Directive:
Please retype every one of the rows below word for word, keeping each line and its order unchanged.

Records:
##############################
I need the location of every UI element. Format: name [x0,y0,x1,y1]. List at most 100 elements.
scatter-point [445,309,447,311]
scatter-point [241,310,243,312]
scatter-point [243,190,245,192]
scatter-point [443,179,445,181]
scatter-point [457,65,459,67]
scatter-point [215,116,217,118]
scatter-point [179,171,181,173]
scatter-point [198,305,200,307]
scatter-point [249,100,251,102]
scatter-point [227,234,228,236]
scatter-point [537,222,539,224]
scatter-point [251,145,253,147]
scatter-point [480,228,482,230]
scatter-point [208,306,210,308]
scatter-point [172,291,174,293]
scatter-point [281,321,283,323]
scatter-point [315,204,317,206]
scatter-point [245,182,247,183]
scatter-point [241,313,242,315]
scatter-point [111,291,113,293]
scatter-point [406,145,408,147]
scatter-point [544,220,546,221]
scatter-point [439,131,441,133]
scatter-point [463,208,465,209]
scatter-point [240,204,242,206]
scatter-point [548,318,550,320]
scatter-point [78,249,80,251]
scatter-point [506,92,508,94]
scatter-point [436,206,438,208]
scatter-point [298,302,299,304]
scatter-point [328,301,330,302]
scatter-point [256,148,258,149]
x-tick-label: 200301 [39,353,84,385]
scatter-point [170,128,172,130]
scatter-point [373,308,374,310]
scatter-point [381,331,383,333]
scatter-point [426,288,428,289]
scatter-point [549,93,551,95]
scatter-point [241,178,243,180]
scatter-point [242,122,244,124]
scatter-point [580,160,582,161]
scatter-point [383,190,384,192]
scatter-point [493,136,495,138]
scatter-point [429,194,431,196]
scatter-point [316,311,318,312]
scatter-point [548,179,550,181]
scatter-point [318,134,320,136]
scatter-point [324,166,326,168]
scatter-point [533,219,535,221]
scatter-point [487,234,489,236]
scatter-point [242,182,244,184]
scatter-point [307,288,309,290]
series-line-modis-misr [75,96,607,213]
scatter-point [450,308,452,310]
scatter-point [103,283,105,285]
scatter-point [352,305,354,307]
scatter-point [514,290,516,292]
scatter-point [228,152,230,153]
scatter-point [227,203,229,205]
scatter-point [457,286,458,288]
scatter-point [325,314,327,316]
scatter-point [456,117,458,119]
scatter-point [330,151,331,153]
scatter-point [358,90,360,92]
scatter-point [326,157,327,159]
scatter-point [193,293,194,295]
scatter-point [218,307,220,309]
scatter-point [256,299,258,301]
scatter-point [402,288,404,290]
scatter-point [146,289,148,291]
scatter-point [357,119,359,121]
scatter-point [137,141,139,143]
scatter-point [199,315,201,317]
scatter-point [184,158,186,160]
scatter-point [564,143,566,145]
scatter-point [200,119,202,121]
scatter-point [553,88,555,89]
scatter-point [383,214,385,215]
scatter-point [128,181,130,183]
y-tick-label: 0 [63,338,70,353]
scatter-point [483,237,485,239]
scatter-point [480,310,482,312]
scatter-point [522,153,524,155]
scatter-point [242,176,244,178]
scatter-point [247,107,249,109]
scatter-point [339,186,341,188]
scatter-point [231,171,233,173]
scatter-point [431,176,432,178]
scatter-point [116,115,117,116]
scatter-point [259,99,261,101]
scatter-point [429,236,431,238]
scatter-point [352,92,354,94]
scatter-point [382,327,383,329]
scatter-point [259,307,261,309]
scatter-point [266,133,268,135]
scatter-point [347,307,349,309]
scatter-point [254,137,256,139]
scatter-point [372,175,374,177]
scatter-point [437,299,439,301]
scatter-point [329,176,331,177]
##############################
Task output:
I need the location of every UI element. Format: name [x0,y0,x1,y1]. List at most 100 elements.
scatter-point [445,309,447,311]
scatter-point [241,310,243,312]
scatter-point [243,190,245,192]
scatter-point [443,179,445,181]
scatter-point [457,65,459,67]
scatter-point [215,116,217,118]
scatter-point [179,171,181,173]
scatter-point [198,305,200,307]
scatter-point [249,100,251,102]
scatter-point [227,234,228,236]
scatter-point [537,222,539,224]
scatter-point [251,145,253,147]
scatter-point [480,228,482,230]
scatter-point [208,306,210,308]
scatter-point [172,291,174,293]
scatter-point [281,321,283,323]
scatter-point [315,204,317,206]
scatter-point [245,182,247,183]
scatter-point [241,313,242,315]
scatter-point [111,291,113,293]
scatter-point [406,145,408,147]
scatter-point [544,220,546,221]
scatter-point [439,131,441,133]
scatter-point [463,208,465,209]
scatter-point [240,204,242,206]
scatter-point [548,318,550,320]
scatter-point [78,249,80,251]
scatter-point [506,92,508,94]
scatter-point [436,206,438,208]
scatter-point [298,302,299,304]
scatter-point [328,301,330,302]
scatter-point [256,148,258,149]
x-tick-label: 200301 [39,353,84,385]
scatter-point [170,128,172,130]
scatter-point [373,308,374,310]
scatter-point [381,331,383,333]
scatter-point [426,288,428,289]
scatter-point [549,93,551,95]
scatter-point [241,178,243,180]
scatter-point [242,122,244,124]
scatter-point [580,160,582,161]
scatter-point [383,190,384,192]
scatter-point [493,136,495,138]
scatter-point [429,194,431,196]
scatter-point [316,311,318,312]
scatter-point [548,179,550,181]
scatter-point [318,134,320,136]
scatter-point [324,166,326,168]
scatter-point [533,219,535,221]
scatter-point [487,234,489,236]
scatter-point [242,182,244,184]
scatter-point [307,288,309,290]
series-line-modis-misr [75,96,607,213]
scatter-point [450,308,452,310]
scatter-point [103,283,105,285]
scatter-point [352,305,354,307]
scatter-point [514,290,516,292]
scatter-point [228,152,230,153]
scatter-point [227,203,229,205]
scatter-point [457,286,458,288]
scatter-point [325,314,327,316]
scatter-point [456,117,458,119]
scatter-point [330,151,331,153]
scatter-point [358,90,360,92]
scatter-point [326,157,327,159]
scatter-point [193,293,194,295]
scatter-point [218,307,220,309]
scatter-point [256,299,258,301]
scatter-point [402,288,404,290]
scatter-point [146,289,148,291]
scatter-point [357,119,359,121]
scatter-point [137,141,139,143]
scatter-point [199,315,201,317]
scatter-point [184,158,186,160]
scatter-point [564,143,566,145]
scatter-point [200,119,202,121]
scatter-point [553,88,555,89]
scatter-point [383,214,385,215]
scatter-point [128,181,130,183]
y-tick-label: 0 [63,338,70,353]
scatter-point [483,237,485,239]
scatter-point [480,310,482,312]
scatter-point [522,153,524,155]
scatter-point [242,176,244,178]
scatter-point [247,107,249,109]
scatter-point [339,186,341,188]
scatter-point [231,171,233,173]
scatter-point [431,176,432,178]
scatter-point [116,115,117,116]
scatter-point [259,99,261,101]
scatter-point [429,236,431,238]
scatter-point [352,92,354,94]
scatter-point [382,327,383,329]
scatter-point [259,307,261,309]
scatter-point [266,133,268,135]
scatter-point [347,307,349,309]
scatter-point [254,137,256,139]
scatter-point [372,175,374,177]
scatter-point [437,299,439,301]
scatter-point [329,176,331,177]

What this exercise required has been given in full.